### Work to do
Count every line of the material that holds the string "للعلوم". Respond with the total only.

* START *

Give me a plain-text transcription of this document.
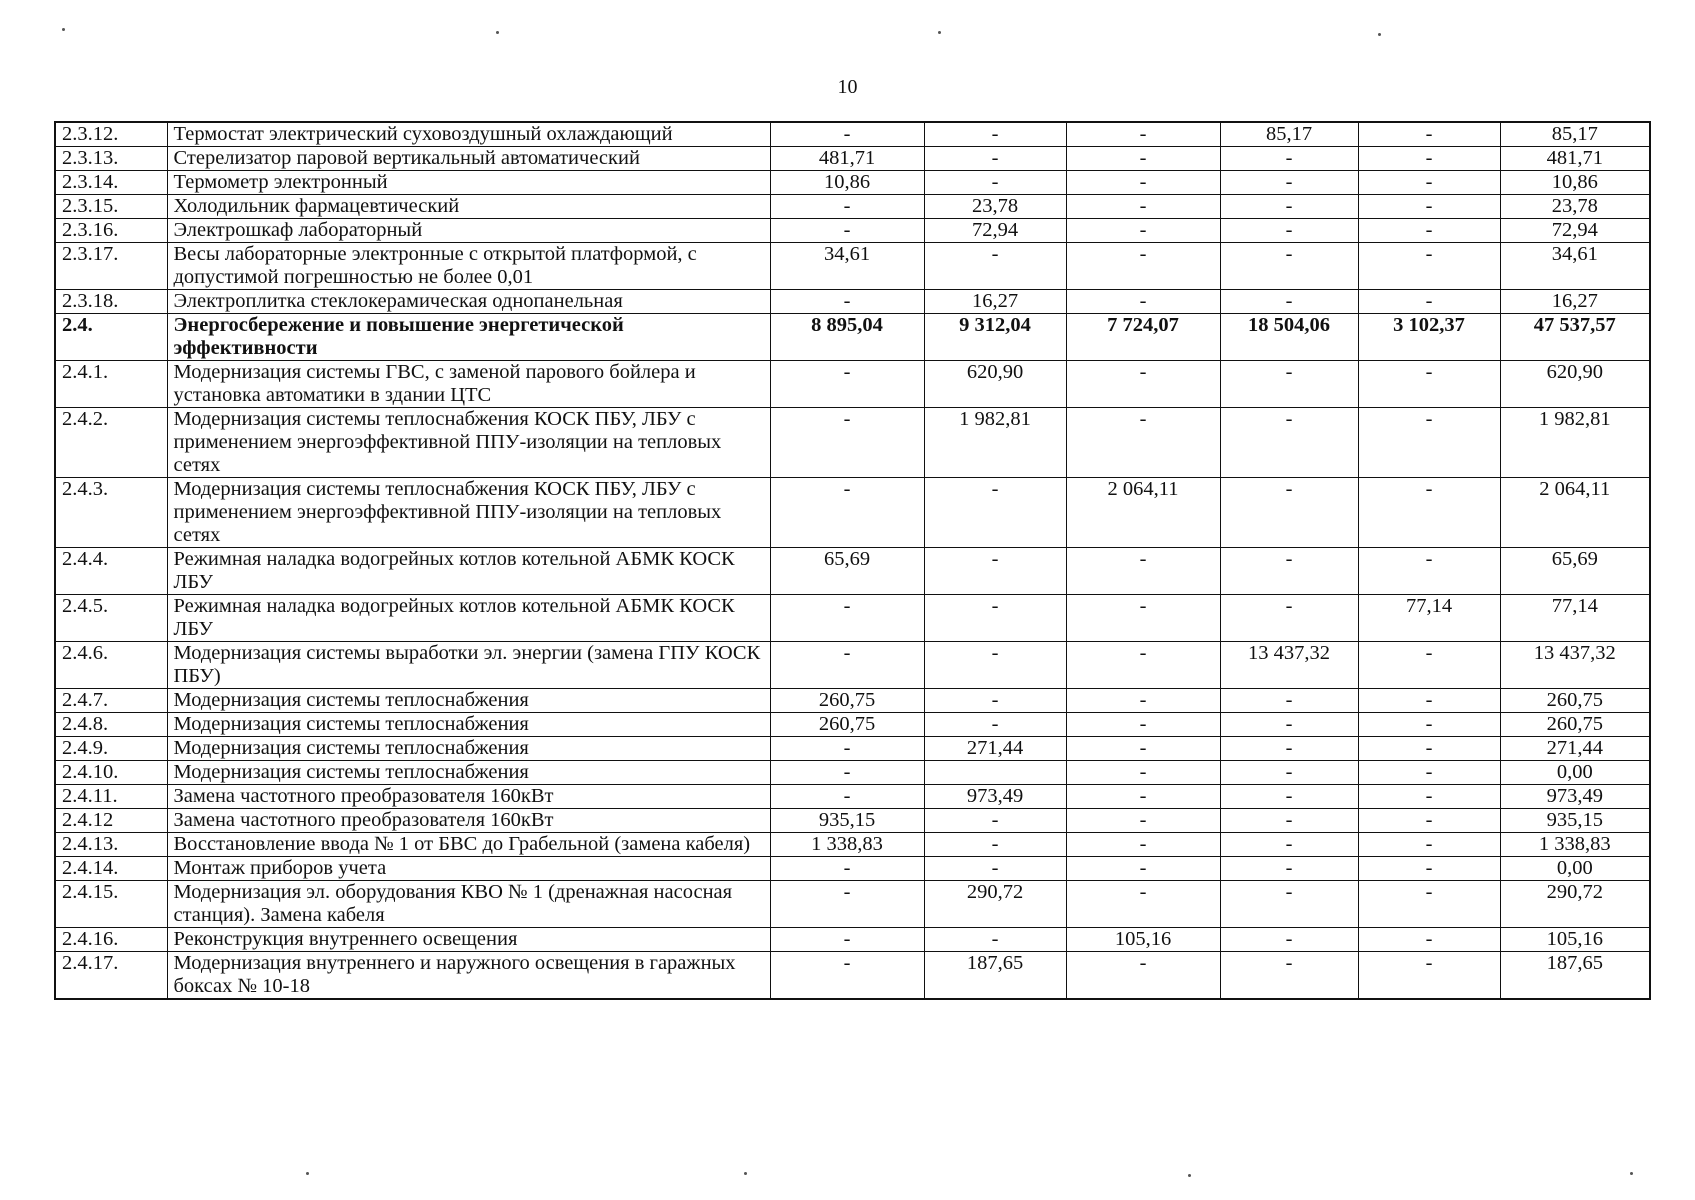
10
2.3.12.	Термостат электрический суховоздушный охлаждающий	-	-	-	85,17	-	85,17
2.3.13.	Стерелизатор паровой вертикальный автоматический	481,71	-	-	-	-	481,71
2.3.14.	Термометр электронный	10,86	-	-	-	-	10,86
2.3.15.	Холодильник фармацевтический	-	23,78	-	-	-	23,78
2.3.16.	Электрошкаф лабораторный	-	72,94	-	-	-	72,94
2.3.17.	Весы лабораторные электронные с открытой платформой, с допустимой погрешностью не более 0,01	34,61	-	-	-	-	34,61
2.3.18.	Электроплитка стеклокерамическая однопанельная	-	16,27	-	-	-	16,27
2.4.	Энергосбережение и повышение энергетической эффективности	8 895,04	9 312,04	7 724,07	18 504,06	3 102,37	47 537,57
2.4.1.	Модернизация системы ГВС, с заменой парового бойлера и установка автоматики в здании ЦТС	-	620,90	-	-	-	620,90
2.4.2.	Модернизация системы теплоснабжения КОСК ПБУ, ЛБУ с применением энергоэффективной ППУ-изоляции на тепловых сетях	-	1 982,81	-	-	-	1 982,81
2.4.3.	Модернизация системы теплоснабжения КОСК ПБУ, ЛБУ с применением энергоэффективной ППУ-изоляции на тепловых сетях	-	-	2 064,11	-	-	2 064,11
2.4.4.	Режимная наладка водогрейных котлов котельной АБМК КОСК ЛБУ	65,69	-	-	-	-	65,69
2.4.5.	Режимная наладка водогрейных котлов котельной АБМК КОСК ЛБУ	-	-	-	-	77,14	77,14
2.4.6.	Модернизация системы выработки эл. энергии (замена ГПУ КОСК ПБУ)	-	-	-	13 437,32	-	13 437,32
2.4.7.	Модернизация системы теплоснабжения	260,75	-	-	-	-	260,75
2.4.8.	Модернизация системы теплоснабжения	260,75	-	-	-	-	260,75
2.4.9.	Модернизация системы теплоснабжения	-	271,44	-	-	-	271,44
2.4.10.	Модернизация системы теплоснабжения	-		-	-	-	0,00
2.4.11.	Замена частотного преобразователя 160кВт	-	973,49	-	-	-	973,49
2.4.12	Замена частотного преобразователя 160кВт	935,15	-	-	-	-	935,15
2.4.13.	Восстановление ввода № 1 от БВС до Грабельной (замена кабеля)	1 338,83	-	-	-	-	1 338,83
2.4.14.	Монтаж приборов учета	-	-	-	-	-	0,00
2.4.15.	Модернизация эл. оборудования КВО № 1 (дренажная насосная станция). Замена кабеля	-	290,72	-	-	-	290,72
2.4.16.	Реконструкция внутреннего освещения	-	-	105,16	-	-	105,16
2.4.17.	Модернизация внутреннего и наружного освещения в гаражных боксах № 10-18	-	187,65	-	-	-	187,65
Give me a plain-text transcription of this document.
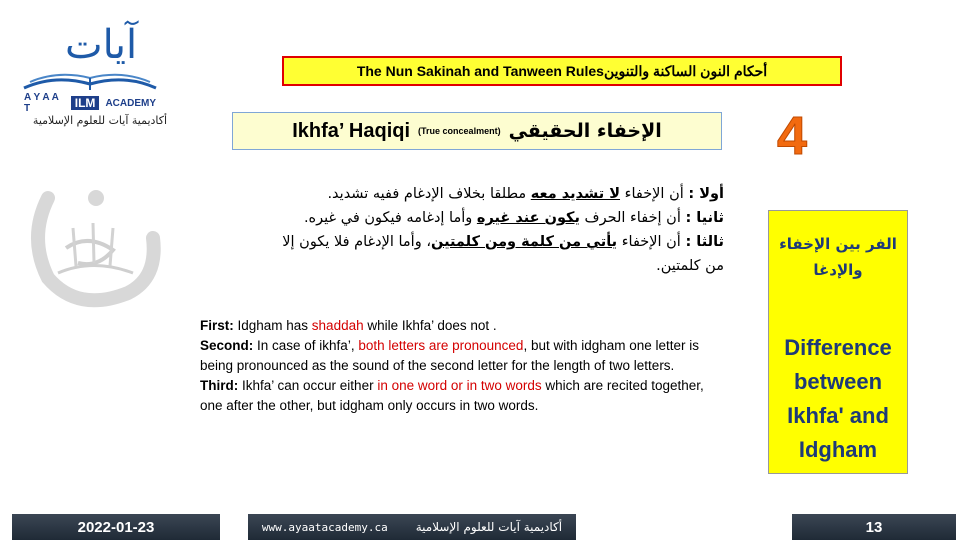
آيات
A Y A A T	ILM	ACADEMY
أكاديمية آيات للعلوم الإسلامية
The Nun Sakinah and Tanween Rules أحكام النون الساكنة والتنوين
Ikhfa’ Haqiqi (True concealment) الإخفاء الحقيقي	4
أولا : أن الإخفاء لا تشديد معه مطلقا بخلاف الإدغام ففيه تشديد.
ثانيا : أن إخفاء الحرف يكون عند غيره وأما إدغامه فيكون في غيره.
ثالثا : أن الإخفاء يأتي من كلمة ومن كلمتين، وأما الإدغام فلا يكون إلا
من كلمتين.
First: Idgham has shaddah while Ikhfa’ does not .
Second: In case of ikhfa’, both letters are pronounced, but with idgham one letter is being pronounced as the sound of the second letter for the length of two letters.
Third: Ikhfa’ can occur either in one word or in two words which are recited together, one after the other, but idgham only occurs in two words.
الفر بين الإخفاء
والإدغا
Difference
between
Ikhfa' and
Idgham
2022-01-23	www.ayaatacademy.ca أكاديمية آيات للعلوم الإسلامية	13
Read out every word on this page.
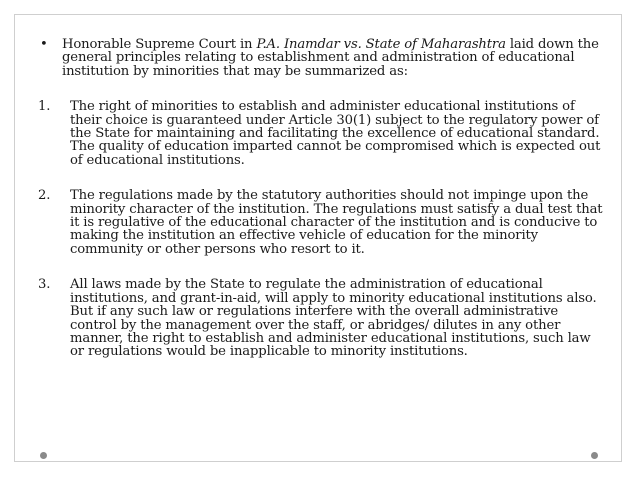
•	Honorable Supreme Court in P.A. Inamdar vs. State of Maharashtra laid down the general principles relating to establishment and administration of educational institution by minorities that may be summarized as:
1.	The right of minorities to establish and administer educational institutions of their choice is guaranteed under Article 30(1) subject to the regulatory power of the State for maintaining and facilitating the excellence of educational standard. The quality of education imparted cannot be compromised which is expected out of educational institutions.
2.	The regulations made by the statutory authorities should not impinge upon the minority character of the institution. The regulations must satisfy a dual test that it is regulative of the educational character of the institution and is conducive to making the institution an effective vehicle of education for the minority community or other persons who resort to it.
3.	All laws made by the State to regulate the administration of educational institutions, and grant-in-aid, will apply to minority educational institutions also. But if any such law or regulations interfere with the overall administrative control by the management over the staff, or abridges/ dilutes in any other manner, the right to establish and administer educational institutions, such law or regulations would be inapplicable to minority institutions.
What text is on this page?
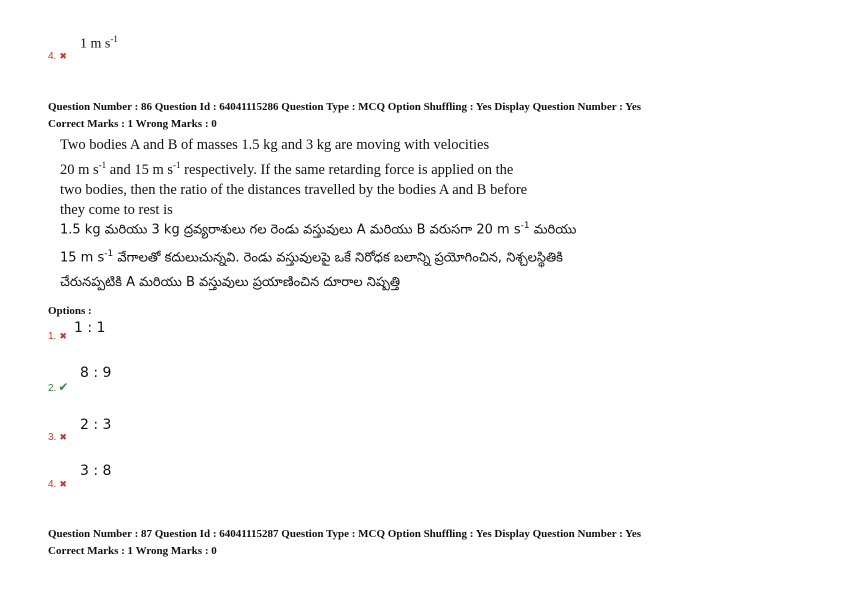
4. ✖
1 m $s^{-1}$
Question Number : 86 Question Id : 64041115286 Question Type : MCQ Option Shuffling : Yes Display Question Number : Yes
Correct Marks : 1 Wrong Marks : 0
Two bodies A and B of masses 1.5 kg and 3 kg are moving with velocities
20 m $s^{-1}$ and 15 m $s^{-1}$ respectively. If the same retarding force is applied on the
two bodies, then the ratio of the distances travelled by the bodies A and B before
they come to rest is
1.5 kg మరియు 3 kg ద్రవ్యరాశులు గల రెండు వస్తువులు A మరియు B వరుసగా 20 m $s^{-1}$ మరియు
15 m $s^{-1}$ వేగాలతో కదులుచున్నవి. రెండు వస్తువులపై ఒకే నిరోధక బలాన్ని ప్రయోగించిన, నిశ్చలస్థితికి
చేరునప్పటికి A మరియు B వస్తువులు ప్రయాణించిన దూరాల నిష్పత్తి
Options :
1. ✖
1 : 1
8 : 9
2. ✔
2 : 3
3. ✖
3 : 8
4. ✖
Question Number : 87 Question Id : 64041115287 Question Type : MCQ Option Shuffling : Yes Display Question Number : Yes
Correct Marks : 1 Wrong Marks : 0
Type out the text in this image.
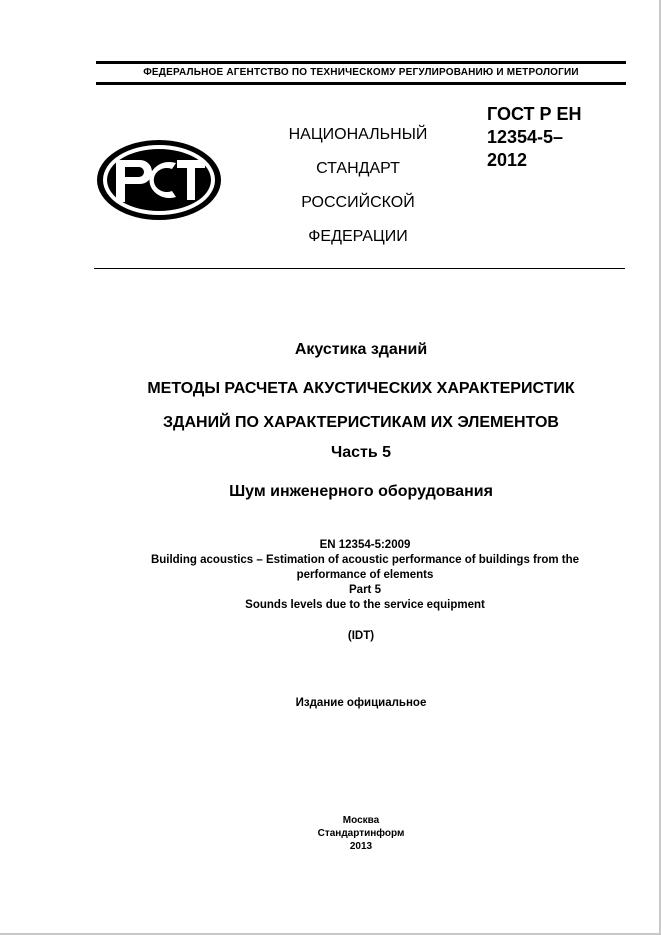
ФЕДЕРАЛЬНОЕ АГЕНТСТВО ПО ТЕХНИЧЕСКОМУ РЕГУЛИРОВАНИЮ И МЕТРОЛОГИИ
НАЦИОНАЛЬНЫЙ
СТАНДАРТ
РОССИЙСКОЙ
ФЕДЕРАЦИИ
ГОСТ Р ЕН
12354-5–
2012
Акустика зданий
МЕТОДЫ РАСЧЕТА АКУСТИЧЕСКИХ ХАРАКТЕРИСТИК
ЗДАНИЙ ПО ХАРАКТЕРИСТИКАМ ИХ ЭЛЕМЕНТОВ
Часть 5
Шум инженерного оборудования
EN 12354-5:2009
Building acoustics – Estimation of acoustic performance of buildings from the
performance of elements
Part 5
Sounds levels due to the service equipment
(IDT)
Издание официальное
Москва
Стандартинформ
2013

* END *

### Solution to this exercise
2